• [Record excerpts]:
——————————

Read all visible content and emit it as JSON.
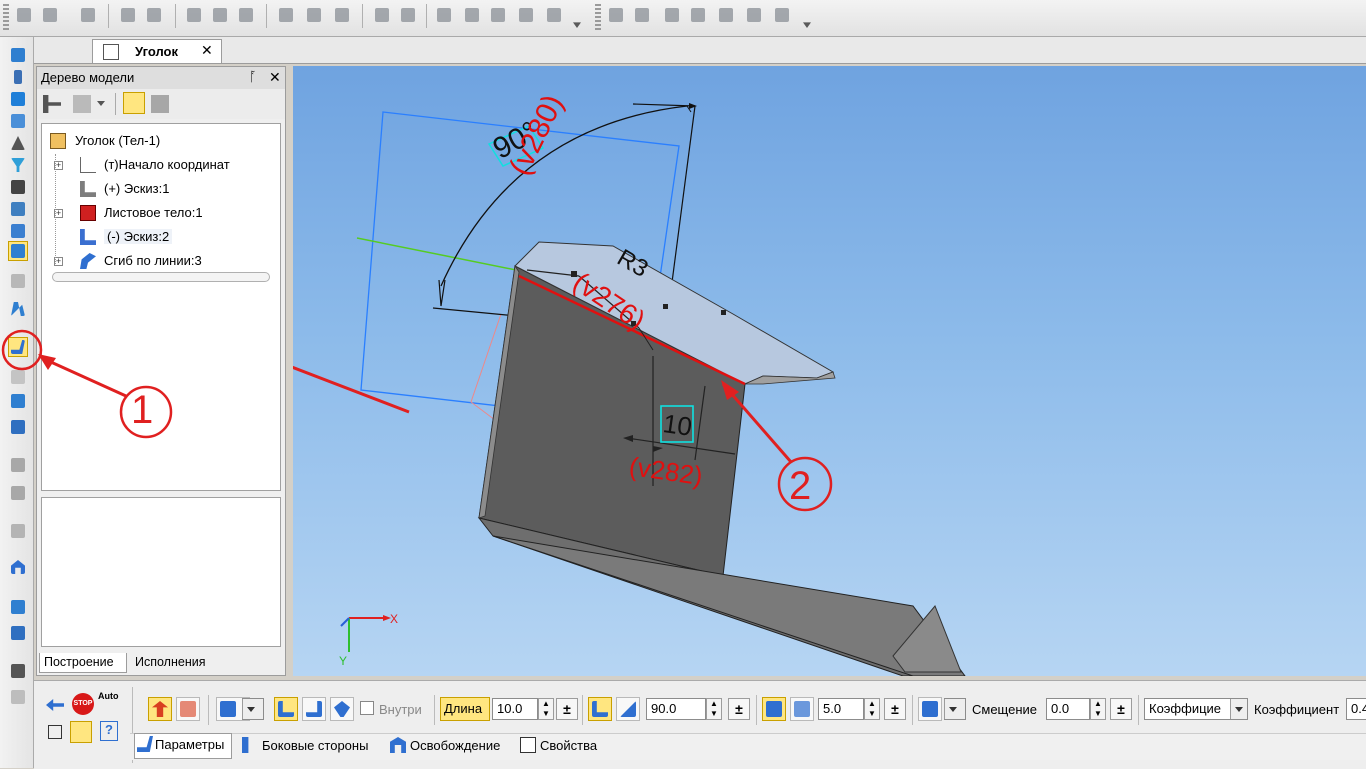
{
  "document_tab": {
    "title": "Уголок",
    "close": "✕"
  },
  "tree_panel": {
    "title": "Дерево модели",
    "pin": "ᚪ",
    "close": "✕",
    "items": [
      {
        "label": "Уголок (Тел-1)",
        "icon": "part-icon"
      },
      {
        "label": "(т)Начало координат",
        "icon": "origin-icon"
      },
      {
        "label": "(+) Эскиз:1",
        "icon": "sketch-icon"
      },
      {
        "label": "Листовое тело:1",
        "icon": "sheet-body-icon"
      },
      {
        "label": "(-) Эскиз:2",
        "icon": "sketch-icon"
      },
      {
        "label": "Сгиб по линии:3",
        "icon": "bend-line-icon"
      }
    ],
    "tabs": [
      "Построение",
      "Исполнения"
    ]
  },
  "viewport": {
    "dim_angle": "90°",
    "dim_v280": "(v280)",
    "dim_v276": "(v276)",
    "dim_radius": "R3",
    "dim_10": "10",
    "dim_v282": "(v282)",
    "axis_x": "X",
    "axis_y": "Y"
  },
  "annotations": {
    "callout_1": "1",
    "callout_2": "2"
  },
  "property_bar": {
    "auto_label": "Auto",
    "stop_label": "STOP",
    "inside_checkbox": "Внутри",
    "length_label": "Длина",
    "length_value": "10.0",
    "angle_value": "90.0",
    "radius_value": "5.0",
    "offset_label": "Смещение",
    "offset_value": "0.0",
    "coef_combo": "Коэффицие",
    "coef_label": "Коэффициент",
    "coef_value": "0.4",
    "plus_minus": "±",
    "tabs": [
      "Параметры",
      "Боковые стороны",
      "Освобождение",
      "Свойства"
    ]
  },
  "colors": {
    "accent": "#ffe680",
    "callout_red": "#e02020",
    "viewport_blue": "#7aaee6"
  }
}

——————————

• [What you should do]: Reproduce all entries without any change, and omit the pictures.

• [Response]:
Read all visible content and emit it as JSON.
{
  "document_tab": {
    "title": "Уголок",
    "close": "✕"
  },
  "tree_panel": {
    "title": "Дерево модели",
    "pin": "ᚪ",
    "close": "✕",
    "items": [
      {
        "label": "Уголок (Тел-1)",
        "icon": "part-icon"
      },
      {
        "label": "(т)Начало координат",
        "icon": "origin-icon"
      },
      {
        "label": "(+) Эскиз:1",
        "icon": "sketch-icon"
      },
      {
        "label": "Листовое тело:1",
        "icon": "sheet-body-icon"
      },
      {
        "label": "(-) Эскиз:2",
        "icon": "sketch-icon"
      },
      {
        "label": "Сгиб по линии:3",
        "icon": "bend-line-icon"
      }
    ],
    "tabs": [
      "Построение",
      "Исполнения"
    ]
  },
  "viewport": {
    "dim_angle": "90°",
    "dim_v280": "(v280)",
    "dim_v276": "(v276)",
    "dim_radius": "R3",
    "dim_10": "10",
    "dim_v282": "(v282)",
    "axis_x": "X",
    "axis_y": "Y"
  },
  "annotations": {
    "callout_1": "1",
    "callout_2": "2"
  },
  "property_bar": {
    "auto_label": "Auto",
    "stop_label": "STOP",
    "inside_checkbox": "Внутри",
    "length_label": "Длина",
    "length_value": "10.0",
    "angle_value": "90.0",
    "radius_value": "5.0",
    "offset_label": "Смещение",
    "offset_value": "0.0",
    "coef_combo": "Коэффицие",
    "coef_label": "Коэффициент",
    "coef_value": "0.4",
    "plus_minus": "±",
    "tabs": [
      "Параметры",
      "Боковые стороны",
      "Освобождение",
      "Свойства"
    ]
  },
  "colors": {
    "accent": "#ffe680",
    "callout_red": "#e02020",
    "viewport_blue": "#7aaee6"
  }
}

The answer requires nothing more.